◆ Extracted text ◆
In [2]:
import torch
from usta_model import UstaModel
from usta_tokenizer import UstaTokenizer

u_tokenizer = UstaTokenizer("tokenizer.json")

prompt = "the capital of the united"

tokens = u_tokenizer.encode(prompt)
tokens

tensor([ 0, 61,  1, 61,  2, 61,  0, 61,  3])

In [3]:
context_length = 32

In [4]:
torch.manual_seed(1)
u_model = UstaModel(vocab_size=len(u_tokenizer.vocab), embedding_dim=12, num_heads=4, context_length=context_length, num_layers=8)

out = u_model(tokens)
out.shape

torch.Size([9, 64])

In [5]:
out = u_model.generate(tokens, 3)
u_tokenizer.decode(out)

'the capital of the unitedisis,'

In [6]:
with open("text.txt", "r") as f:
    text = f.read()

len(text), text[:100]

(4099,
 'the capital of the united states is not london. the capital of france is paris, and berlin is the ca')

In [7]:
token_ids = u_tokenizer.encode(text)
len(token_ids), type(token_ids)

(1593, torch.Tensor)

In [8]:
ids = token_ids.detach().cpu().numpy().tolist()
len(ids), type(ids)

(1593, list)

In [9]:
from text_dataset import TextDataset

stride = 12

dataset = TextDataset(ids, context_length, stride)

len(dataset.inputs), len(dataset.targets)

(131, 131)

In [10]:
dataset.inputs[0], dataset.targets[0]

(tensor([ 0, 61,  1, 61,  2, 61,  0, 61,  3, 61,  4, 58, 61,  5, 61,  6, 61,  7,
         59, 61,  0, 61,  1, 61,  2, 61,  8, 61,  5, 61,  9, 60]),
 tensor([61,  1, 61,  2, 61,  0, 61,  3, 61,  4, 58, 61,  5, 61,  6, 61,  7, 59,
         61,  0, 61,  1, 61,  2, 61,  8, 61,  5, 61,  9, 60, 61]))

In [11]:

parameters_count = sum(p.numel() for p in u_model.parameters())
print(parameters_count)

print(u_model)

11776
UstaModel(
  (embedding): UstaEmbedding(
    (embedding): Embedding(64, 12)
  )
  (layers): Sequential(
    (0): UstaDecoderBlock(
      (self_attention): UstaMultiHeadAttention(
        (multi_head_attention): MultiheadAttention(
          (out_proj): NonDynamicallyQuantizableLinear(in_features=12, out_features=12, bias=True)
        )
        (projection): Linear(in_features=12, out_features=12, bias=True)
      )
      (norm1): UstaLayerNorm()
      (mlp): UstaMLP(
        (gate_proj): Linear(in_features=12, out_features=12, bias=True)
        (up_proj): Linear(in_features=12, out_features=12, bias=True)
        (down_proj): Linear(in_features=12, out_features=12, bias=True)
        (gelu): GELU()
      )
      (norm2): UstaLayerNorm()
    )

◆ Recorded data ◆
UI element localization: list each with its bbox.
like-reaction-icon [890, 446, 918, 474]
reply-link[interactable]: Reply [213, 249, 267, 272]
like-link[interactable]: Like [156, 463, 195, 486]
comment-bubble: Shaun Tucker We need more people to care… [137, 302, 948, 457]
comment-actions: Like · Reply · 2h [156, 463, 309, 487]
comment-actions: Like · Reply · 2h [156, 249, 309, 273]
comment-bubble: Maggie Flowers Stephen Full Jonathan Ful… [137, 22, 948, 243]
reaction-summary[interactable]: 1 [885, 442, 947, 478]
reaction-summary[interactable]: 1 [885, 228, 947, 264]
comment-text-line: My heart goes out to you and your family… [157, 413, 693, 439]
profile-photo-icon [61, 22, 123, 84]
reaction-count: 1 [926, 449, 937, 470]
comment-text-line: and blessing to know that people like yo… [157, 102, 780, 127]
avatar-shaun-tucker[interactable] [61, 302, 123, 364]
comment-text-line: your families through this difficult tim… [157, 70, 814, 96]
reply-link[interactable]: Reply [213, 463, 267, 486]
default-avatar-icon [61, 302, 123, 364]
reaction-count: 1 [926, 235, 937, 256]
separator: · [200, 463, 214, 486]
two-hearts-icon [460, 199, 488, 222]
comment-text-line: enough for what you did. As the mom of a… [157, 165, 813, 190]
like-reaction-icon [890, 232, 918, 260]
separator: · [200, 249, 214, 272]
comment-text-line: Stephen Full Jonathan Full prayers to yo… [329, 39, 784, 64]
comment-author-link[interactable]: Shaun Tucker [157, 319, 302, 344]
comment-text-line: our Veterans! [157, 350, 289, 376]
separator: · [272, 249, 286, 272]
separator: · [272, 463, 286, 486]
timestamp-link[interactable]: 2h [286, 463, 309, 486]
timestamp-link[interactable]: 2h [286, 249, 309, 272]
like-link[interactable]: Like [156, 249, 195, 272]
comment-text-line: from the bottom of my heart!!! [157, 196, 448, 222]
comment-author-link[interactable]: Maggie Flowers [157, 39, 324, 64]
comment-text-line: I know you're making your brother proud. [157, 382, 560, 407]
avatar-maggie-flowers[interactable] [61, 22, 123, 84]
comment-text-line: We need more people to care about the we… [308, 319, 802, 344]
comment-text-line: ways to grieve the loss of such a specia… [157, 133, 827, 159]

◆ What you have to do ◆
Answer these questions about the notebook above, one line each:
1. What value is assigned to context_length?
2. How many characters does the text read from "text.txt" contain?
3. What parameter count is printed for the model?

◆ Answer space ◆
1. 32
2. 4099
3. 11776